# YOUR INSTRUCTIONS
Return the listing below in full, with every line exactly as it is.

Start of MATERIAL PROVIDED

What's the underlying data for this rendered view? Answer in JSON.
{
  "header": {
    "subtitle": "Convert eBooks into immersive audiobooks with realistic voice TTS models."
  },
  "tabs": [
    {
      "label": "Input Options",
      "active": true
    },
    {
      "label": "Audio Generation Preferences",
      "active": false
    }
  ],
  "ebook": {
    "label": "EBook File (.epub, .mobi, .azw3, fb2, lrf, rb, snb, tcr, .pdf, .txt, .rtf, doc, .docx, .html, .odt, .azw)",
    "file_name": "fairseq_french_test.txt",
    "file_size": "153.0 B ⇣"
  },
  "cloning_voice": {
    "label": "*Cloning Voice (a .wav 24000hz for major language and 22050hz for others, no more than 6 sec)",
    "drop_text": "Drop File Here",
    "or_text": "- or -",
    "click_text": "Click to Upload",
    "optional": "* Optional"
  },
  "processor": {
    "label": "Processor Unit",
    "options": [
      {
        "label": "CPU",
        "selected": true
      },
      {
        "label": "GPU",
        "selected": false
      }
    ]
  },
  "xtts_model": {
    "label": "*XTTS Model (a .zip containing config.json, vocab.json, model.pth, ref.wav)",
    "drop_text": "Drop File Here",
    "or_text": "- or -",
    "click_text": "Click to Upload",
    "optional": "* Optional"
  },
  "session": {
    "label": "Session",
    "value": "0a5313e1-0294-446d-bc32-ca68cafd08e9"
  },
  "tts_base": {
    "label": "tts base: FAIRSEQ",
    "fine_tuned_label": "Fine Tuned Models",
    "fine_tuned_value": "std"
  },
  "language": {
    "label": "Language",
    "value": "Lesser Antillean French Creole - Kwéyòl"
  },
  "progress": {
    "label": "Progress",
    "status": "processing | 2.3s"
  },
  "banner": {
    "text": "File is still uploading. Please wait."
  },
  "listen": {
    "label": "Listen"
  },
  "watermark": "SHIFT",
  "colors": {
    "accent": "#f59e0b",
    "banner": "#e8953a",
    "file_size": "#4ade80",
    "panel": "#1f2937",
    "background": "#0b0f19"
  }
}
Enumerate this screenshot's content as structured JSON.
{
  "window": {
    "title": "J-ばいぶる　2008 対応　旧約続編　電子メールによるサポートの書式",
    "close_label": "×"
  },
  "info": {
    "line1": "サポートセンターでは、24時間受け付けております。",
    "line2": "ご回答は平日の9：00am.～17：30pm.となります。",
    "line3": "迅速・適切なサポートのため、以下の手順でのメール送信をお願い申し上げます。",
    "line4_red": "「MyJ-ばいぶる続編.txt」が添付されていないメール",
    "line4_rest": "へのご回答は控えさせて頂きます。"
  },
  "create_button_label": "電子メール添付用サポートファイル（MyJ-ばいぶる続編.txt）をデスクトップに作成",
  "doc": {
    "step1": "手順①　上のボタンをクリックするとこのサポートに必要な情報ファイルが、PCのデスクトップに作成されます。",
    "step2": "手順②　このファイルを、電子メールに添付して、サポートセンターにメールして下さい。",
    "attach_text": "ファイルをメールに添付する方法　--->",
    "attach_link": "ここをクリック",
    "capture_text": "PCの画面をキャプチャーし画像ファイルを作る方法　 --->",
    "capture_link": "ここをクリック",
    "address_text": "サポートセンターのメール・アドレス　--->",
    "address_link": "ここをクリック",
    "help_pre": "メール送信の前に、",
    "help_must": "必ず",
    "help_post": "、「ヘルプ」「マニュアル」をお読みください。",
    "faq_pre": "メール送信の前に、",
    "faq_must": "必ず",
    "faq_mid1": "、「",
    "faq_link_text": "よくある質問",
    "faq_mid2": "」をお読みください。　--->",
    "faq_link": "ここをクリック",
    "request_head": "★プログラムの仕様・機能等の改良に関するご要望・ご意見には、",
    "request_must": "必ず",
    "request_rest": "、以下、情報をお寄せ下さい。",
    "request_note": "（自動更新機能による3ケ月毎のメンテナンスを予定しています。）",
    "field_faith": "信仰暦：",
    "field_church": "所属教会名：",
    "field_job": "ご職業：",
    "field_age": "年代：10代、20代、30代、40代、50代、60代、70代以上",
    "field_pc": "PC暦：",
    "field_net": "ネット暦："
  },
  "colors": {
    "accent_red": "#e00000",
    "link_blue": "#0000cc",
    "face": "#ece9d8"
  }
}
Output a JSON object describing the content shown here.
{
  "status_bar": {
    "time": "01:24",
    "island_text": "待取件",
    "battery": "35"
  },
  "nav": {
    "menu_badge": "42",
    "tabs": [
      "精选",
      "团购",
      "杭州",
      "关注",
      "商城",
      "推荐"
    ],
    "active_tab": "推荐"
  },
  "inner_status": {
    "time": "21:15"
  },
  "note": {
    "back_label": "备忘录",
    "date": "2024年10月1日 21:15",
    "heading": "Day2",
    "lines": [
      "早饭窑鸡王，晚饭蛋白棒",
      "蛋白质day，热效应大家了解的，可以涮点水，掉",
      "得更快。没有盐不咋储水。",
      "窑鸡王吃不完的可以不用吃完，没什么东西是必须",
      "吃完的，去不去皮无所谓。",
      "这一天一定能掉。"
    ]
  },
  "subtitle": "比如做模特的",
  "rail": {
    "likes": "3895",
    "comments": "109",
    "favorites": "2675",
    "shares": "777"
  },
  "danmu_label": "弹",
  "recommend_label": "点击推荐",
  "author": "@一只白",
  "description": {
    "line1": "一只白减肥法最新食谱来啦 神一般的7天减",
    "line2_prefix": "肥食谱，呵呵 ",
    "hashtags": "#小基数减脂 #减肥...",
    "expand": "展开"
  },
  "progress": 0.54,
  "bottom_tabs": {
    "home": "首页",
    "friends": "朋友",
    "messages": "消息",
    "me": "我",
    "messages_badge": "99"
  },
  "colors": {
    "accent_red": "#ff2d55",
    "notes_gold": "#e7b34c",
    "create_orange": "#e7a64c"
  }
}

End of MATERIAL PROVIDED

# WRITTEN ANSWER
What's the underlying data for this rendered view? Answer in JSON.
{
  "header": {
    "subtitle": "Convert eBooks into immersive audiobooks with realistic voice TTS models."
  },
  "tabs": [
    {
      "label": "Input Options",
      "active": true
    },
    {
      "label": "Audio Generation Preferences",
      "active": false
    }
  ],
  "ebook": {
    "label": "EBook File (.epub, .mobi, .azw3, fb2, lrf, rb, snb, tcr, .pdf, .txt, .rtf, doc, .docx, .html, .odt, .azw)",
    "file_name": "fairseq_french_test.txt",
    "file_size": "153.0 B ⇣"
  },
  "cloning_voice": {
    "label": "*Cloning Voice (a .wav 24000hz for major language and 22050hz for others, no more than 6 sec)",
    "drop_text": "Drop File Here",
    "or_text": "- or -",
    "click_text": "Click to Upload",
    "optional": "* Optional"
  },
  "processor": {
    "label": "Processor Unit",
    "options": [
      {
        "label": "CPU",
        "selected": true
      },
      {
        "label": "GPU",
        "selected": false
      }
    ]
  },
  "xtts_model": {
    "label": "*XTTS Model (a .zip containing config.json, vocab.json, model.pth, ref.wav)",
    "drop_text": "Drop File Here",
    "or_text": "- or -",
    "click_text": "Click to Upload",
    "optional": "* Optional"
  },
  "session": {
    "label": "Session",
    "value": "0a5313e1-0294-446d-bc32-ca68cafd08e9"
  },
  "tts_base": {
    "label": "tts base: FAIRSEQ",
    "fine_tuned_label": "Fine Tuned Models",
    "fine_tuned_value": "std"
  },
  "language": {
    "label": "Language",
    "value": "Lesser Antillean French Creole - Kwéyòl"
  },
  "progress": {
    "label": "Progress",
    "status": "processing | 2.3s"
  },
  "banner": {
    "text": "File is still uploading. Please wait."
  },
  "listen": {
    "label": "Listen"
  },
  "watermark": "SHIFT",
  "colors": {
    "accent": "#f59e0b",
    "banner": "#e8953a",
    "file_size": "#4ade80",
    "panel": "#1f2937",
    "background": "#0b0f19"
  }
}
Enumerate this screenshot's content as structured JSON.
{
  "window": {
    "title": "J-ばいぶる　2008 対応　旧約続編　電子メールによるサポートの書式",
    "close_label": "×"
  },
  "info": {
    "line1": "サポートセンターでは、24時間受け付けております。",
    "line2": "ご回答は平日の9：00am.～17：30pm.となります。",
    "line3": "迅速・適切なサポートのため、以下の手順でのメール送信をお願い申し上げます。",
    "line4_red": "「MyJ-ばいぶる続編.txt」が添付されていないメール",
    "line4_rest": "へのご回答は控えさせて頂きます。"
  },
  "create_button_label": "電子メール添付用サポートファイル（MyJ-ばいぶる続編.txt）をデスクトップに作成",
  "doc": {
    "step1": "手順①　上のボタンをクリックするとこのサポートに必要な情報ファイルが、PCのデスクトップに作成されます。",
    "step2": "手順②　このファイルを、電子メールに添付して、サポートセンターにメールして下さい。",
    "attach_text": "ファイルをメールに添付する方法　--->",
    "attach_link": "ここをクリック",
    "capture_text": "PCの画面をキャプチャーし画像ファイルを作る方法　 --->",
    "capture_link": "ここをクリック",
    "address_text": "サポートセンターのメール・アドレス　--->",
    "address_link": "ここをクリック",
    "help_pre": "メール送信の前に、",
    "help_must": "必ず",
    "help_post": "、「ヘルプ」「マニュアル」をお読みください。",
    "faq_pre": "メール送信の前に、",
    "faq_must": "必ず",
    "faq_mid1": "、「",
    "faq_link_text": "よくある質問",
    "faq_mid2": "」をお読みください。　--->",
    "faq_link": "ここをクリック",
    "request_head": "★プログラムの仕様・機能等の改良に関するご要望・ご意見には、",
    "request_must": "必ず",
    "request_rest": "、以下、情報をお寄せ下さい。",
    "request_note": "（自動更新機能による3ケ月毎のメンテナンスを予定しています。）",
    "field_faith": "信仰暦：",
    "field_church": "所属教会名：",
    "field_job": "ご職業：",
    "field_age": "年代：10代、20代、30代、40代、50代、60代、70代以上",
    "field_pc": "PC暦：",
    "field_net": "ネット暦："
  },
  "colors": {
    "accent_red": "#e00000",
    "link_blue": "#0000cc",
    "face": "#ece9d8"
  }
}
Output a JSON object describing the content shown here.
{
  "status_bar": {
    "time": "01:24",
    "island_text": "待取件",
    "battery": "35"
  },
  "nav": {
    "menu_badge": "42",
    "tabs": [
      "精选",
      "团购",
      "杭州",
      "关注",
      "商城",
      "推荐"
    ],
    "active_tab": "推荐"
  },
  "inner_status": {
    "time": "21:15"
  },
  "note": {
    "back_label": "备忘录",
    "date": "2024年10月1日 21:15",
    "heading": "Day2",
    "lines": [
      "早饭窑鸡王，晚饭蛋白棒",
      "蛋白质day，热效应大家了解的，可以涮点水，掉",
      "得更快。没有盐不咋储水。",
      "窑鸡王吃不完的可以不用吃完，没什么东西是必须",
      "吃完的，去不去皮无所谓。",
      "这一天一定能掉。"
    ]
  },
  "subtitle": "比如做模特的",
  "rail": {
    "likes": "3895",
    "comments": "109",
    "favorites": "2675",
    "shares": "777"
  },
  "danmu_label": "弹",
  "recommend_label": "点击推荐",
  "author": "@一只白",
  "description": {
    "line1": "一只白减肥法最新食谱来啦 神一般的7天减",
    "line2_prefix": "肥食谱，呵呵 ",
    "hashtags": "#小基数减脂 #减肥...",
    "expand": "展开"
  },
  "progress": 0.54,
  "bottom_tabs": {
    "home": "首页",
    "friends": "朋友",
    "messages": "消息",
    "me": "我",
    "messages_badge": "99"
  },
  "colors": {
    "accent_red": "#ff2d55",
    "notes_gold": "#e7b34c",
    "create_orange": "#e7a64c"
  }
}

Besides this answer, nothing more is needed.